## DIRECTION
Convert the lines of every listing below into a numbered list, leaving out any blank lines.

Box coordinate listings:
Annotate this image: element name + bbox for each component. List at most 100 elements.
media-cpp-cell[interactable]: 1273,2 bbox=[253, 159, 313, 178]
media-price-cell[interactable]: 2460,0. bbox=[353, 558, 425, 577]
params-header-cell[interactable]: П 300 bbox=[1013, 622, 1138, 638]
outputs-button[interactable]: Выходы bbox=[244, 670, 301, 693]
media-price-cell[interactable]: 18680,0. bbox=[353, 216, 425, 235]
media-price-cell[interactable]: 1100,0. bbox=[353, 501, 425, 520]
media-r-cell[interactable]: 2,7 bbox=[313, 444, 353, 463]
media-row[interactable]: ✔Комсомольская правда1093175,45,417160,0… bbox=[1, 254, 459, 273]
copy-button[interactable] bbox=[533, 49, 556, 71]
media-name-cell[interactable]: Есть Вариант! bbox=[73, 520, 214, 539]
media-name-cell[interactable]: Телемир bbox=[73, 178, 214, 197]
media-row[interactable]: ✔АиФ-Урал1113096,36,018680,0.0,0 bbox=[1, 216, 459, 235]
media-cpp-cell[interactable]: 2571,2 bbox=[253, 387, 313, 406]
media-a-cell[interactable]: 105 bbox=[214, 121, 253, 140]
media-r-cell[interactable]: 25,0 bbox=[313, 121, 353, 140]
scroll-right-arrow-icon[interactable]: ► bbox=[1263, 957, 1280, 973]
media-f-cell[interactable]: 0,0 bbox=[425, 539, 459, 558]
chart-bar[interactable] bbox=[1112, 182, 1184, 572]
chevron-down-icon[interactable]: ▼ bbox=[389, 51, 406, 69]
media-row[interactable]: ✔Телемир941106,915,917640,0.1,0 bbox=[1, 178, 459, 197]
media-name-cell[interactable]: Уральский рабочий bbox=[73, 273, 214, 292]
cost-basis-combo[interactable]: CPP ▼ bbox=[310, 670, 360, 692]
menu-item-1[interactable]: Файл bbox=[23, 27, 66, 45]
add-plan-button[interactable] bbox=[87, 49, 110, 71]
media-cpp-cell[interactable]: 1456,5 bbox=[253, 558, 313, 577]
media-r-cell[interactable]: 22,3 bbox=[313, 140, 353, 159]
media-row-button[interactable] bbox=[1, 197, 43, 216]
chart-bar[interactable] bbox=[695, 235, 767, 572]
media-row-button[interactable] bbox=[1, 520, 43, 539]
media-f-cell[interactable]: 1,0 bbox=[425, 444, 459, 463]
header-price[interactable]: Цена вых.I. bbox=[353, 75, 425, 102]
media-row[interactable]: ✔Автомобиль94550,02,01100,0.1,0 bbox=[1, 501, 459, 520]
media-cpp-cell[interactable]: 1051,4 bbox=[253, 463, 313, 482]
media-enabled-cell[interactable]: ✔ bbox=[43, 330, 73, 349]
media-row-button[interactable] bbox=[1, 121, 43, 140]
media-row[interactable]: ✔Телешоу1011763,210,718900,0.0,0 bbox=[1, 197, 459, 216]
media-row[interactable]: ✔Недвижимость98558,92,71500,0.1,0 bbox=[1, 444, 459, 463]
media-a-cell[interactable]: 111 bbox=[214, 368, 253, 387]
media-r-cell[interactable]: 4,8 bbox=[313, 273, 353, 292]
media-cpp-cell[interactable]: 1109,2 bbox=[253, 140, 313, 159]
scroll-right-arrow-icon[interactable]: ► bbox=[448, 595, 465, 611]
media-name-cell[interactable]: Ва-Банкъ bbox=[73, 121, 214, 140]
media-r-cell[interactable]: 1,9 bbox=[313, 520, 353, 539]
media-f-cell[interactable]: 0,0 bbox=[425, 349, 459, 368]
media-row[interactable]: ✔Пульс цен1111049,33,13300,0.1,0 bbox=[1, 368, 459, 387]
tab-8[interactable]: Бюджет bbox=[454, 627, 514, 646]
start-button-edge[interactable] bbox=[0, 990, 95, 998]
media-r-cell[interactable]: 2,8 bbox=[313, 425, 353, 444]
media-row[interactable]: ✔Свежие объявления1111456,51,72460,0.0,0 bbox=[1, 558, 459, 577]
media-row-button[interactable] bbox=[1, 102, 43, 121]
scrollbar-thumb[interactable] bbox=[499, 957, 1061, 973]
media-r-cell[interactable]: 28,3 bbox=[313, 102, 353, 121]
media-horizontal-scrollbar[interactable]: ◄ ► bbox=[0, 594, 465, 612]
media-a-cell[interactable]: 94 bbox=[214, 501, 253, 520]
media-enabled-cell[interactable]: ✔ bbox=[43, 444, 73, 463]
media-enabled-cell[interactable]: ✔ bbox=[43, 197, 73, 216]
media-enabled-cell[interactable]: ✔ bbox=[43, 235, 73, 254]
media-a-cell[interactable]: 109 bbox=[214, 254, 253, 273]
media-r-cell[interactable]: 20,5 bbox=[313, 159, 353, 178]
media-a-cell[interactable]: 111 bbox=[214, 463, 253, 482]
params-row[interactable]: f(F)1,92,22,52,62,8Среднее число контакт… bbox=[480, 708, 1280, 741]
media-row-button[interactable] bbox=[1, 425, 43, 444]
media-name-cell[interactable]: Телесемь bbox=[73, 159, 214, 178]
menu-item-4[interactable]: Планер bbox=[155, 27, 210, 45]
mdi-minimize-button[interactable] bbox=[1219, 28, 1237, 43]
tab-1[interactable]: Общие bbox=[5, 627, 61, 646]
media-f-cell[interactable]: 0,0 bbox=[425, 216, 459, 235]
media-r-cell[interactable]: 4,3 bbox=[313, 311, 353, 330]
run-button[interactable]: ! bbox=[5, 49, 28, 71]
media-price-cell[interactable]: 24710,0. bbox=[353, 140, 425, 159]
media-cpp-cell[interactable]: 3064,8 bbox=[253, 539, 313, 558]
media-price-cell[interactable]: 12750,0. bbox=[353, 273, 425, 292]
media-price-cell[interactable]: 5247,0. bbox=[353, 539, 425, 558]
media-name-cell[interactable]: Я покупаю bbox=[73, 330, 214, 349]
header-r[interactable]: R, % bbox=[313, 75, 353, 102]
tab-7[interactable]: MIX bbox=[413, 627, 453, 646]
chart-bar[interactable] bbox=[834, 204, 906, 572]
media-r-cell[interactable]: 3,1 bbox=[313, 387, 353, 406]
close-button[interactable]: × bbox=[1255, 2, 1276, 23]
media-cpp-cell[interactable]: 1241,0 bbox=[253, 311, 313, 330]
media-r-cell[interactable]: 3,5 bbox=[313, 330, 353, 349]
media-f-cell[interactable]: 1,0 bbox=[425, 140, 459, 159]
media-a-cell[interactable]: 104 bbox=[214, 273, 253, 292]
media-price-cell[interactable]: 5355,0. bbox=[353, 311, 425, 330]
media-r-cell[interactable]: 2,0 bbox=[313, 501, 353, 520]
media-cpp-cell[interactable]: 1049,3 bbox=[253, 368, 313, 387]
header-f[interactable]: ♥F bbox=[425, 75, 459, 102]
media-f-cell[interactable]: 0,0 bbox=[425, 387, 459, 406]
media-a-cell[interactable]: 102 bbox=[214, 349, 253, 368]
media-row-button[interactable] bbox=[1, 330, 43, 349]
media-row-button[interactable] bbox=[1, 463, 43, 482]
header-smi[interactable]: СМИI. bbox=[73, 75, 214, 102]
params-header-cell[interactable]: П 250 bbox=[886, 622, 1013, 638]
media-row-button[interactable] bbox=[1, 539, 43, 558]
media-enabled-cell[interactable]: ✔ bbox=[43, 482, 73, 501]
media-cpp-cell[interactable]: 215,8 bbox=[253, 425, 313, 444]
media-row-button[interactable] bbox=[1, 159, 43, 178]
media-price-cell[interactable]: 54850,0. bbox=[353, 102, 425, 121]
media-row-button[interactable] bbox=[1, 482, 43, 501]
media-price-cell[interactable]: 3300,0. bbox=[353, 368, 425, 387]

## ANSWER TO THIS TASK
1. Annotate this image: element name + bbox for each component. List at most 100 elements.
2. media-cpp-cell[interactable]: 1273,2 bbox=[253, 159, 313, 178]
3. media-price-cell[interactable]: 2460,0. bbox=[353, 558, 425, 577]
4. params-header-cell[interactable]: П 300 bbox=[1013, 622, 1138, 638]
5. outputs-button[interactable]: Выходы bbox=[244, 670, 301, 693]
6. media-price-cell[interactable]: 18680,0. bbox=[353, 216, 425, 235]
7. media-price-cell[interactable]: 1100,0. bbox=[353, 501, 425, 520]
8. media-r-cell[interactable]: 2,7 bbox=[313, 444, 353, 463]
9. media-row[interactable]: ✔Комсомольская правда1093175,45,417160,0… bbox=[1, 254, 459, 273]
10. copy-button[interactable] bbox=[533, 49, 556, 71]
11. media-name-cell[interactable]: Есть Вариант! bbox=[73, 520, 214, 539]
12. media-name-cell[interactable]: Телемир bbox=[73, 178, 214, 197]
13. media-row[interactable]: ✔АиФ-Урал1113096,36,018680,0.0,0 bbox=[1, 216, 459, 235]
14. media-cpp-cell[interactable]: 2571,2 bbox=[253, 387, 313, 406]
15. media-a-cell[interactable]: 105 bbox=[214, 121, 253, 140]
16. media-r-cell[interactable]: 25,0 bbox=[313, 121, 353, 140]
17. scroll-right-arrow-icon[interactable]: ► bbox=[1263, 957, 1280, 973]
18. media-f-cell[interactable]: 0,0 bbox=[425, 539, 459, 558]
19. chart-bar[interactable] bbox=[1112, 182, 1184, 572]
20. chevron-down-icon[interactable]: ▼ bbox=[389, 51, 406, 69]
21. media-row[interactable]: ✔Телемир941106,915,917640,0.1,0 bbox=[1, 178, 459, 197]
22. media-name-cell[interactable]: Уральский рабочий bbox=[73, 273, 214, 292]
23. cost-basis-combo[interactable]: CPP ▼ bbox=[310, 670, 360, 692]
24. menu-item-1[interactable]: Файл bbox=[23, 27, 66, 45]
25. add-plan-button[interactable] bbox=[87, 49, 110, 71]
26. media-cpp-cell[interactable]: 1456,5 bbox=[253, 558, 313, 577]
27. media-r-cell[interactable]: 22,3 bbox=[313, 140, 353, 159]
28. media-row-button[interactable] bbox=[1, 197, 43, 216]
29. chart-bar[interactable] bbox=[695, 235, 767, 572]
30. media-row-button[interactable] bbox=[1, 520, 43, 539]
31. media-f-cell[interactable]: 1,0 bbox=[425, 444, 459, 463]
32. header-price[interactable]: Цена вых.I. bbox=[353, 75, 425, 102]
33. media-row[interactable]: ✔Автомобиль94550,02,01100,0.1,0 bbox=[1, 501, 459, 520]
34. media-cpp-cell[interactable]: 1051,4 bbox=[253, 463, 313, 482]
35. media-enabled-cell[interactable]: ✔ bbox=[43, 330, 73, 349]
36. media-row-button[interactable] bbox=[1, 121, 43, 140]
37. media-row[interactable]: ✔Телешоу1011763,210,718900,0.0,0 bbox=[1, 197, 459, 216]
38. media-row[interactable]: ✔Недвижимость98558,92,71500,0.1,0 bbox=[1, 444, 459, 463]
39. media-a-cell[interactable]: 111 bbox=[214, 368, 253, 387]
40. media-r-cell[interactable]: 4,8 bbox=[313, 273, 353, 292]
41. media-cpp-cell[interactable]: 1109,2 bbox=[253, 140, 313, 159]
42. scroll-right-arrow-icon[interactable]: ► bbox=[448, 595, 465, 611]
43. media-name-cell[interactable]: Ва-Банкъ bbox=[73, 121, 214, 140]
44. media-r-cell[interactable]: 1,9 bbox=[313, 520, 353, 539]
45. media-f-cell[interactable]: 0,0 bbox=[425, 349, 459, 368]
46. media-row[interactable]: ✔Пульс цен1111049,33,13300,0.1,0 bbox=[1, 368, 459, 387]
47. tab-8[interactable]: Бюджет bbox=[454, 627, 514, 646]
48. start-button-edge[interactable] bbox=[0, 990, 95, 998]
49. media-r-cell[interactable]: 2,8 bbox=[313, 425, 353, 444]
50. media-row[interactable]: ✔Свежие объявления1111456,51,72460,0.0,0 bbox=[1, 558, 459, 577]
51. media-row-button[interactable] bbox=[1, 102, 43, 121]
52. scrollbar-thumb[interactable] bbox=[499, 957, 1061, 973]
53. media-r-cell[interactable]: 28,3 bbox=[313, 102, 353, 121]
54. media-horizontal-scrollbar[interactable]: ◄ ► bbox=[0, 594, 465, 612]
55. media-a-cell[interactable]: 94 bbox=[214, 501, 253, 520]
56. media-enabled-cell[interactable]: ✔ bbox=[43, 444, 73, 463]
57. media-enabled-cell[interactable]: ✔ bbox=[43, 197, 73, 216]
58. media-enabled-cell[interactable]: ✔ bbox=[43, 235, 73, 254]
59. media-a-cell[interactable]: 109 bbox=[214, 254, 253, 273]
60. media-r-cell[interactable]: 20,5 bbox=[313, 159, 353, 178]
61. media-a-cell[interactable]: 111 bbox=[214, 463, 253, 482]
62. params-row[interactable]: f(F)1,92,22,52,62,8Среднее число контакт… bbox=[480, 708, 1280, 741]
63. media-row-button[interactable] bbox=[1, 425, 43, 444]
64. media-name-cell[interactable]: Телесемь bbox=[73, 159, 214, 178]
65. menu-item-4[interactable]: Планер bbox=[155, 27, 210, 45]
66. mdi-minimize-button[interactable] bbox=[1219, 28, 1237, 43]
67. tab-1[interactable]: Общие bbox=[5, 627, 61, 646]
68. media-f-cell[interactable]: 0,0 bbox=[425, 216, 459, 235]
69. media-r-cell[interactable]: 4,3 bbox=[313, 311, 353, 330]
70. run-button[interactable]: ! bbox=[5, 49, 28, 71]
71. media-price-cell[interactable]: 24710,0. bbox=[353, 140, 425, 159]
72. media-cpp-cell[interactable]: 3064,8 bbox=[253, 539, 313, 558]
73. media-price-cell[interactable]: 12750,0. bbox=[353, 273, 425, 292]
74. media-price-cell[interactable]: 5247,0. bbox=[353, 539, 425, 558]
75. media-name-cell[interactable]: Я покупаю bbox=[73, 330, 214, 349]
76. header-r[interactable]: R, % bbox=[313, 75, 353, 102]
77. tab-7[interactable]: MIX bbox=[413, 627, 453, 646]
78. chart-bar[interactable] bbox=[834, 204, 906, 572]
79. media-r-cell[interactable]: 3,1 bbox=[313, 387, 353, 406]
80. close-button[interactable]: × bbox=[1255, 2, 1276, 23]
81. media-cpp-cell[interactable]: 1241,0 bbox=[253, 311, 313, 330]
82. media-r-cell[interactable]: 3,5 bbox=[313, 330, 353, 349]
83. media-f-cell[interactable]: 1,0 bbox=[425, 140, 459, 159]
84. media-a-cell[interactable]: 104 bbox=[214, 273, 253, 292]
85. media-price-cell[interactable]: 5355,0. bbox=[353, 311, 425, 330]
86. media-r-cell[interactable]: 2,0 bbox=[313, 501, 353, 520]
87. media-cpp-cell[interactable]: 1049,3 bbox=[253, 368, 313, 387]
88. header-f[interactable]: ♥F bbox=[425, 75, 459, 102]
89. media-f-cell[interactable]: 0,0 bbox=[425, 387, 459, 406]
90. media-a-cell[interactable]: 102 bbox=[214, 349, 253, 368]
91. media-row-button[interactable] bbox=[1, 330, 43, 349]
92. media-row-button[interactable] bbox=[1, 463, 43, 482]
93. header-smi[interactable]: СМИI. bbox=[73, 75, 214, 102]
94. params-header-cell[interactable]: П 250 bbox=[886, 622, 1013, 638]
95. media-row-button[interactable] bbox=[1, 539, 43, 558]
96. media-enabled-cell[interactable]: ✔ bbox=[43, 482, 73, 501]
97. media-cpp-cell[interactable]: 215,8 bbox=[253, 425, 313, 444]
98. media-row-button[interactable] bbox=[1, 159, 43, 178]
99. media-price-cell[interactable]: 54850,0. bbox=[353, 102, 425, 121]
100. media-row-button[interactable] bbox=[1, 482, 43, 501]
101. media-price-cell[interactable]: 3300,0. bbox=[353, 368, 425, 387]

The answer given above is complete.